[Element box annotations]
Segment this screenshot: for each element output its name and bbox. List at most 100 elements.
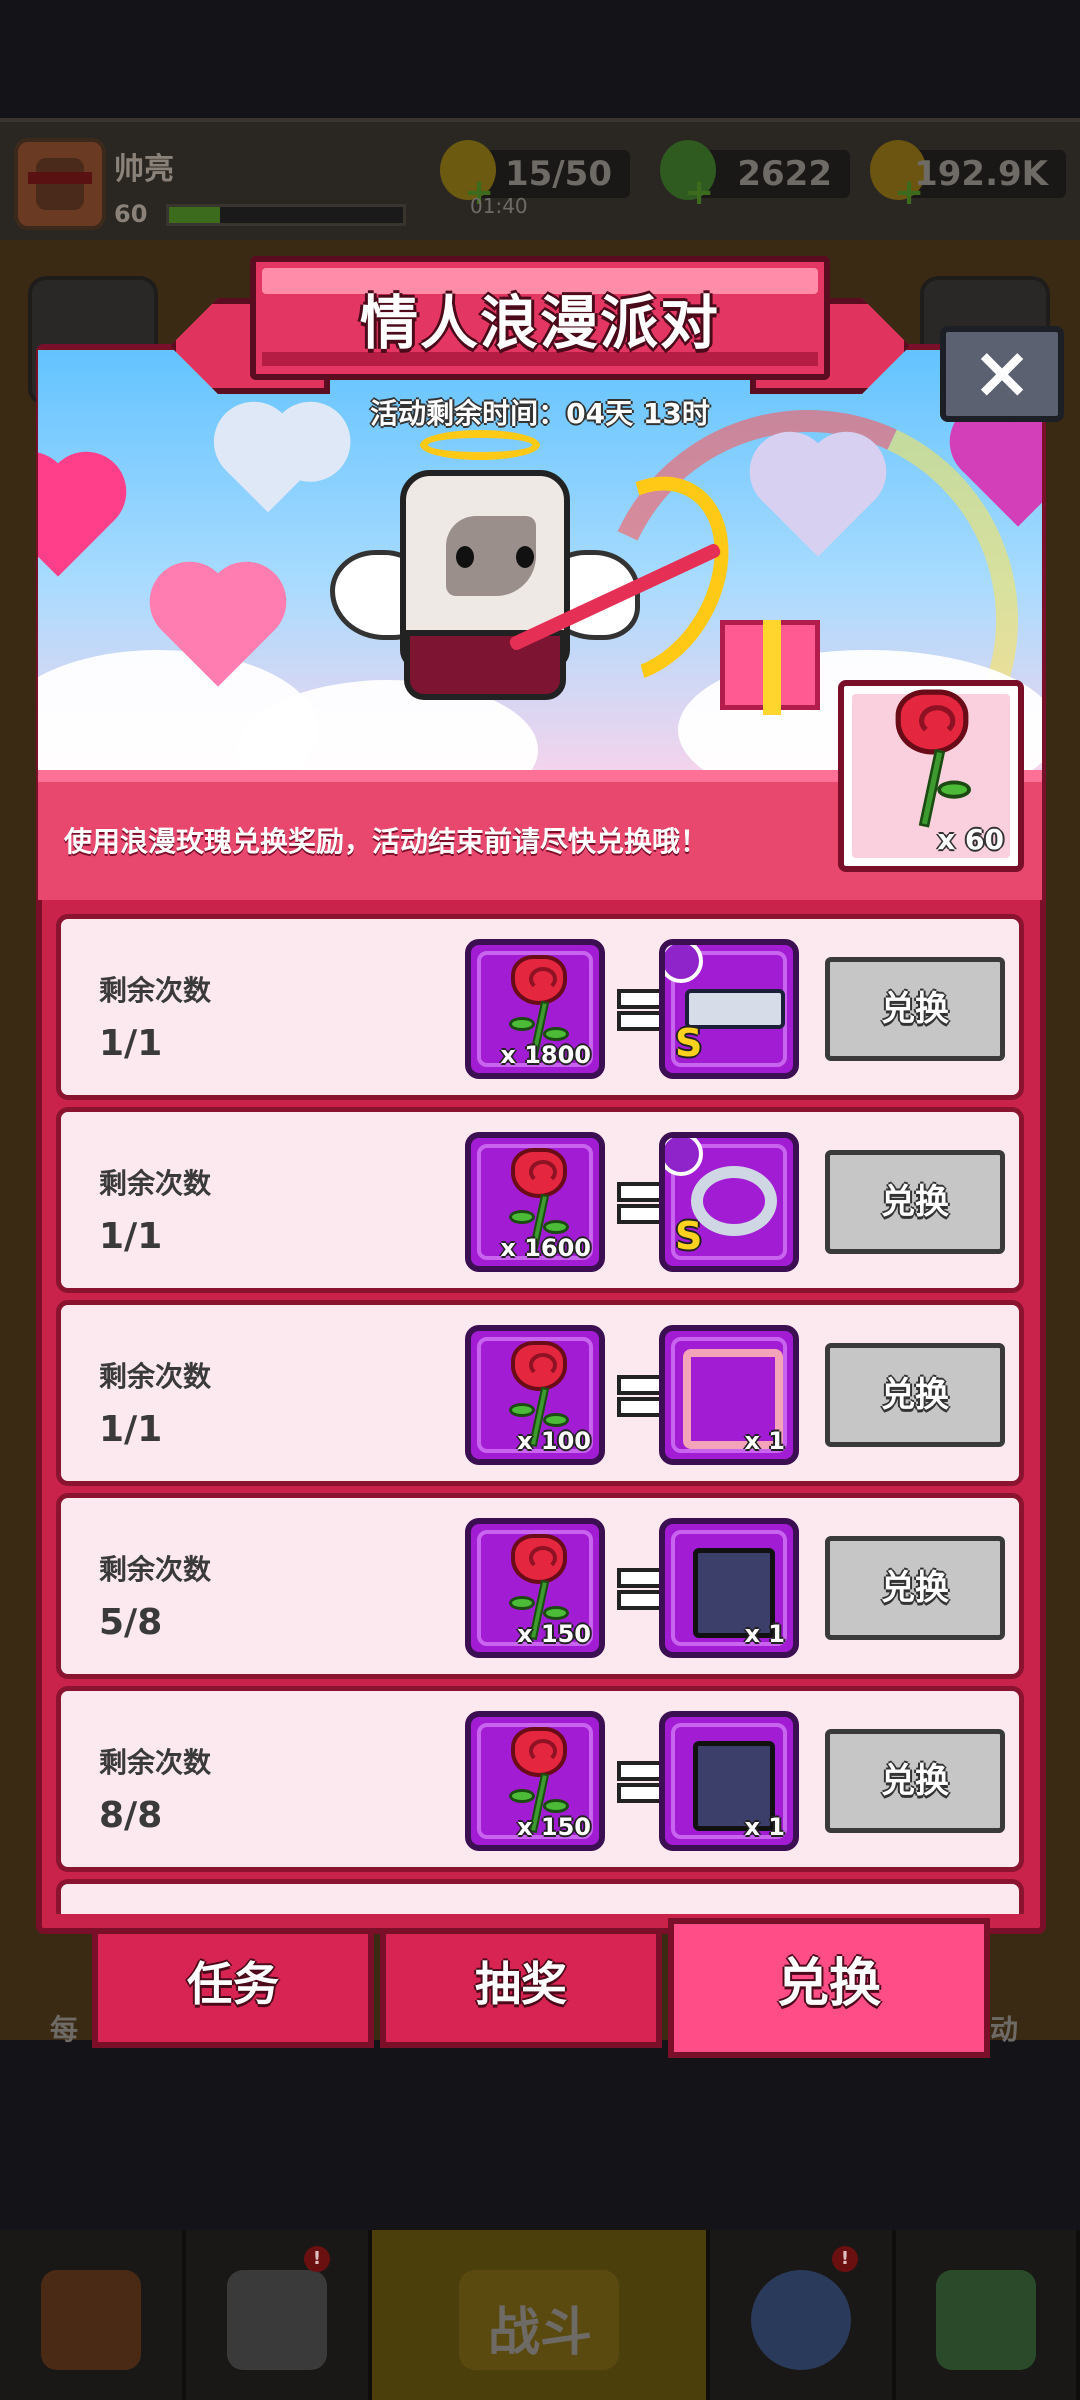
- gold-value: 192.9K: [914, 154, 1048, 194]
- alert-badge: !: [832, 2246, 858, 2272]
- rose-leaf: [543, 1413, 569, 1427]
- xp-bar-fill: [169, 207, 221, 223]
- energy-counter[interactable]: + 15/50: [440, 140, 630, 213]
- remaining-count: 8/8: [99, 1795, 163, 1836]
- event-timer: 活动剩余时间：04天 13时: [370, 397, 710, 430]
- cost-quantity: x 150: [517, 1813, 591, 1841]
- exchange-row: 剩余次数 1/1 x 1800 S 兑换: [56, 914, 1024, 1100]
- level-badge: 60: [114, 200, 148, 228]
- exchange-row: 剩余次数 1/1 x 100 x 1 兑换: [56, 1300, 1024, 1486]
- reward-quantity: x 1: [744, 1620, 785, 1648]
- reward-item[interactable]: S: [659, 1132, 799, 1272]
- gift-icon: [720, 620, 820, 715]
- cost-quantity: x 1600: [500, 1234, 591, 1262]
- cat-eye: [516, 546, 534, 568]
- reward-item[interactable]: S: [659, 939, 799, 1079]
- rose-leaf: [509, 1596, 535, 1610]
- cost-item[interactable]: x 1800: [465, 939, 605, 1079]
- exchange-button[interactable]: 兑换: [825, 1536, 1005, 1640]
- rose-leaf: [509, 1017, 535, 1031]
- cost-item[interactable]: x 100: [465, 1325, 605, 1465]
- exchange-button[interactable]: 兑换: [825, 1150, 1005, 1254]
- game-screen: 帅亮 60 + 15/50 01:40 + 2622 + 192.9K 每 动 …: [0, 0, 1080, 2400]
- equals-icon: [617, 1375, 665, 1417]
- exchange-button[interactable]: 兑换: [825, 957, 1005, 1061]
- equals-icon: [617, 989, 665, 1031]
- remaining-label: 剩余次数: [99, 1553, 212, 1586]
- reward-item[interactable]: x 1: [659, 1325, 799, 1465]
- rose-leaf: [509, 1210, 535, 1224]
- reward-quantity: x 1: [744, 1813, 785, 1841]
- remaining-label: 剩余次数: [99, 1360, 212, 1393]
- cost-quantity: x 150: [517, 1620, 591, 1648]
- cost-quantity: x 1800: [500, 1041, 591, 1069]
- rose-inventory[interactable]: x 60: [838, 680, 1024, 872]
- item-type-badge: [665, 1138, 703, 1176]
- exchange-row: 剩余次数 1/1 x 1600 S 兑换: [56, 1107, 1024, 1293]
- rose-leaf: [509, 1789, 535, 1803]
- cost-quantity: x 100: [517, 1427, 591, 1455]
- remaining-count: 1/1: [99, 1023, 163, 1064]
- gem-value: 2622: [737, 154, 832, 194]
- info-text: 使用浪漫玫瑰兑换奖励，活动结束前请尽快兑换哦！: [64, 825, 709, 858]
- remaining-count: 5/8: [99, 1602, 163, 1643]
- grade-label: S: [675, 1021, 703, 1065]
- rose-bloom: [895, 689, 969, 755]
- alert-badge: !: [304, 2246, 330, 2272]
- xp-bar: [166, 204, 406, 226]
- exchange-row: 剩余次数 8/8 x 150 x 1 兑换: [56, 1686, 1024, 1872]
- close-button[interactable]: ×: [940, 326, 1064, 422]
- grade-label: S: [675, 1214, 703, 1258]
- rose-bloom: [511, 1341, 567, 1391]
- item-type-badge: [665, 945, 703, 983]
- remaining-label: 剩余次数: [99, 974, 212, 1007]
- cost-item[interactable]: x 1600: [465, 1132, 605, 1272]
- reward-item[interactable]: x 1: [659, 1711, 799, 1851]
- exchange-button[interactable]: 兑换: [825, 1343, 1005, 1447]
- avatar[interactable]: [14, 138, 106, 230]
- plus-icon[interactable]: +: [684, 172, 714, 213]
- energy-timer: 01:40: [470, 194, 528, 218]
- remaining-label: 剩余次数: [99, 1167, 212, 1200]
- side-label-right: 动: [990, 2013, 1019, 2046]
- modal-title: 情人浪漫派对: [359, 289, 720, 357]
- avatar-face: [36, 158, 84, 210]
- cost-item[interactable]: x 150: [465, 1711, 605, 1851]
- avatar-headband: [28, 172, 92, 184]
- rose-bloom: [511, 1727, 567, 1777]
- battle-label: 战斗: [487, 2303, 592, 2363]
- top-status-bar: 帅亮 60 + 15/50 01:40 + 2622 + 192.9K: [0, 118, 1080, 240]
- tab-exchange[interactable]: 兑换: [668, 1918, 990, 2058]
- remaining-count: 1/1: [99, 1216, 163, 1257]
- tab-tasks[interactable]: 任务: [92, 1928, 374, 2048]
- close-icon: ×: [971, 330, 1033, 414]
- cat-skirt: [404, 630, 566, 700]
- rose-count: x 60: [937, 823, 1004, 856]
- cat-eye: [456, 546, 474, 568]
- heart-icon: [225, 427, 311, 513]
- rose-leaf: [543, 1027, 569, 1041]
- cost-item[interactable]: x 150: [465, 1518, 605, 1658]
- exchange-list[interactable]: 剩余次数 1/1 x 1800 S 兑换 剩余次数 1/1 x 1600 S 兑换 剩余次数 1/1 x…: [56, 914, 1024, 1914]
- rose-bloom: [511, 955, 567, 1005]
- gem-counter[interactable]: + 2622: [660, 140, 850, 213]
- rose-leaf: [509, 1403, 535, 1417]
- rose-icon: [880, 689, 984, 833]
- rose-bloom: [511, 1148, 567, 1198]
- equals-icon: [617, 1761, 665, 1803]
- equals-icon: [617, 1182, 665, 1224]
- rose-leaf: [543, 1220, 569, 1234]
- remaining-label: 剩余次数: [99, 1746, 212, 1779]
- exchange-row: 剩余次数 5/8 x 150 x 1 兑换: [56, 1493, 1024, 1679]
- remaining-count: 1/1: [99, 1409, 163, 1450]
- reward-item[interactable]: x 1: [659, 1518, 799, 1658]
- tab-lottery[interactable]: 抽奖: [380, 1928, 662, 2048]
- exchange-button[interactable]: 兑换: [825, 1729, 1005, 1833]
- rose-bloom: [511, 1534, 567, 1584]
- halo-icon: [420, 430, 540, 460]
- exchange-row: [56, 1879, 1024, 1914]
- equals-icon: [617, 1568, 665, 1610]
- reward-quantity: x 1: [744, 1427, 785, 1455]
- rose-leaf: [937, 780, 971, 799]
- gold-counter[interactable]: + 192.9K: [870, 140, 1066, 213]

Task to complete: Lay out the listing above as a JSON list of strings, one string per line and no entries for blank lines. Leave the pictures out.

Result of this exercise:
[
  "Segment this screenshot: for each element output its name and bbox. List at most 100 elements.",
  "- gold-value: 192.9K: [914, 154, 1048, 194]",
  "- alert-badge: !: [832, 2246, 858, 2272]",
  "- rose-leaf: [543, 1413, 569, 1427]",
  "- xp-bar-fill: [169, 207, 221, 223]",
  "- energy-counter[interactable]: + 15/50: [440, 140, 630, 213]",
  "- remaining-count: 8/8: [99, 1795, 163, 1836]",
  "- event-timer: 活动剩余时间：04天 13时: [370, 397, 710, 430]",
  "- cost-quantity: x 150: [517, 1813, 591, 1841]",
  "- exchange-row: 剩余次数 1/1 x 1800 S 兑换: [56, 914, 1024, 1100]",
  "- level-badge: 60: [114, 200, 148, 228]",
  "- exchange-row: 剩余次数 1/1 x 100 x 1 兑换: [56, 1300, 1024, 1486]",
  "- reward-quantity: x 1: [744, 1620, 785, 1648]",
  "- reward-item[interactable]: S: [659, 1132, 799, 1272]",
  "- gift-icon: [720, 620, 820, 715]",
  "- cost-quantity: x 1600: [500, 1234, 591, 1262]",
  "- cat-eye: [516, 546, 534, 568]",
  "- reward-item[interactable]: S: [659, 939, 799, 1079]",
  "- rose-leaf: [509, 1596, 535, 1610]",
  "- cost-item[interactable]: x 1800: [465, 939, 605, 1079]",
  "- exchange-button[interactable]: 兑换: [825, 1536, 1005, 1640]",
  "- rose-leaf: [509, 1017, 535, 1031]",
  "- cost-item[interactable]: x 100: [465, 1325, 605, 1465]",
  "- exchange-button[interactable]: 兑换: [825, 1150, 1005, 1254]",
  "- game-screen: 帅亮 60 + 15/50 01:40 + 2622 + 192.9K 每 动 …: [0, 0, 1080, 2400]",
  "- equals-icon: [617, 1375, 665, 1417]",
  "- exchange-button[interactable]: 兑换: [825, 957, 1005, 1061]",
  "- equals-icon: [617, 989, 665, 1031]",
  "- remaining-label: 剩余次数: [99, 1553, 212, 1586]",
  "- reward-item[interactable]: x 1: [659, 1325, 799, 1465]",
  "- rose-leaf: [509, 1210, 535, 1224]",
  "- reward-quantity: x 1: [744, 1813, 785, 1841]",
  "- remaining-label: 剩余次数: [99, 1360, 212, 1393]",
  "- cost-quantity: x 150: [517, 1620, 591, 1648]",
  "- cost-quantity: x 1800: [500, 1041, 591, 1069]",
  "- rose-inventory[interactable]: x 60: [838, 680, 1024, 872]",
  "- item-type-badge: [665, 1138, 703, 1176]",
  "- exchange-row: 剩余次数 1/1 x 1600 S 兑换: [56, 1107, 1024, 1293]",
  "- rose-leaf: [509, 1789, 535, 1803]",
  "- cost-quantity: x 100: [517, 1427, 591, 1455]",
  "- remaining-count: 1/1: [99, 1023, 163, 1064]",
  "- gem-value: 2622: [737, 154, 832, 194]",
  "- info-text: 使用浪漫玫瑰兑换奖励，活动结束前请尽快兑换哦！: [64, 825, 709, 858]",
  "- remaining-count: 5/8: [99, 1602, 163, 1643]",
  "- grade-label: S: [675, 1021, 703, 1065]",
  "- rose-bloom: [895, 689, 969, 755]",
  "- alert-badge: !: [304, 2246, 330, 2272]",
  "- xp-bar: [166, 204, 406, 226]",
  "- exchange-row: 剩余次数 8/8 x 150 x 1 兑换: [56, 1686, 1024, 1872]",
  "- close-button[interactable]: ×: [940, 326, 1064, 422]",
  "- grade-label: S: [675, 1214, 703, 1258]",
  "- rose-bloom: [511, 1341, 567, 1391]",
  "- item-type-badge: [665, 945, 703, 983]",
  "- remaining-label: 剩余次数: [99, 974, 212, 1007]",
  "- cost-item[interactable]: x 1600: [465, 1132, 605, 1272]",
  "- reward-item[interactable]: x 1: [659, 1711, 799, 1851]",
  "- exchange-button[interactable]: 兑换: [825, 1343, 1005, 1447]",
  "- avatar[interactable]: [14, 138, 106, 230]",
  "- plus-icon[interactable]: +: [684, 172, 714, 213]",
  "- energy-timer: 01:40: [470, 194, 528, 218]",
  "- remaining-label: 剩余次数: [99, 1167, 212, 1200]",
  "- side-label-right: 动: [990, 2013, 1019, 2046]",
  "- modal-title: 情人浪漫派对: [359, 289, 720, 357]",
  "- avatar-face: [36, 158, 84, 210]",
  "- cost-item[interactable]: x 150: [465, 1711, 605, 1851]",
  "- avatar-headband: [28, 172, 92, 184]",
  "- rose-bloom: [511, 1727, 567, 1777]",
  "- battle-label: 战斗: [487, 2303, 592, 2363]",
  "- top-status-bar: 帅亮 60 + 15/50 01:40 + 2622 + 192.9K: [0, 118, 1080, 240]",
  "- tab-exchange[interactable]: 兑换: [668, 1918, 990, 2058]",
  "- remaining-count: 1/1: [99, 1216, 163, 1257]",
  "- tab-tasks[interactable]: 任务: [92, 1928, 374, 2048]",
  "- close-icon: ×: [971, 330, 1033, 414]",
  "- cat-skirt: [404, 630, 566, 700]",
  "- rose-count: x 60: [937, 823, 1004, 856]",
  "- cat-eye: [456, 546, 474, 568]",
  "- heart-icon: [225, 427, 311, 513]",
  "- rose-leaf: [543, 1027, 569, 1041]",
  "- cost-item[interactable]: x 150: [465, 1518, 605, 1658]",
  "- exchange-list[interactable]: 剩余次数 1/1 x 1800 S 兑换 剩余次数 1/1 x 1600 S 兑换 剩余次数 1/1 x…: [56, 914, 1024, 1914]",
  "- rose-bloom: [511, 955, 567, 1005]",
  "- gem-counter[interactable]: + 2622: [660, 140, 850, 213]",
  "- rose-leaf: [509, 1403, 535, 1417]",
  "- rose-icon: [880, 689, 984, 833]",
  "- rose-bloom: [511, 1148, 567, 1198]",
  "- equals-icon: [617, 1761, 665, 1803]",
  "- equals-icon: [617, 1182, 665, 1224]",
  "- rose-leaf: [543, 1220, 569, 1234]",
  "- remaining-label: 剩余次数: [99, 1746, 212, 1779]",
  "- exchange-row: 剩余次数 5/8 x 150 x 1 兑换: [56, 1493, 1024, 1679]",
  "- remaining-count: 1/1: [99, 1409, 163, 1450]",
  "- reward-item[interactable]: x 1: [659, 1518, 799, 1658]",
  "- tab-lottery[interactable]: 抽奖: [380, 1928, 662, 2048]",
  "- exchange-button[interactable]: 兑换: [825, 1729, 1005, 1833]",
  "- rose-bloom: [511, 1534, 567, 1584]",
  "- halo-icon: [420, 430, 540, 460]",
  "- exchange-row: [56, 1879, 1024, 1914]",
  "- equals-icon: [617, 1568, 665, 1610]",
  "- reward-quantity: x 1: [744, 1427, 785, 1455]",
  "- rose-leaf: [937, 780, 971, 799]",
  "- gold-counter[interactable]: + 192.9K: [870, 140, 1066, 213]"
]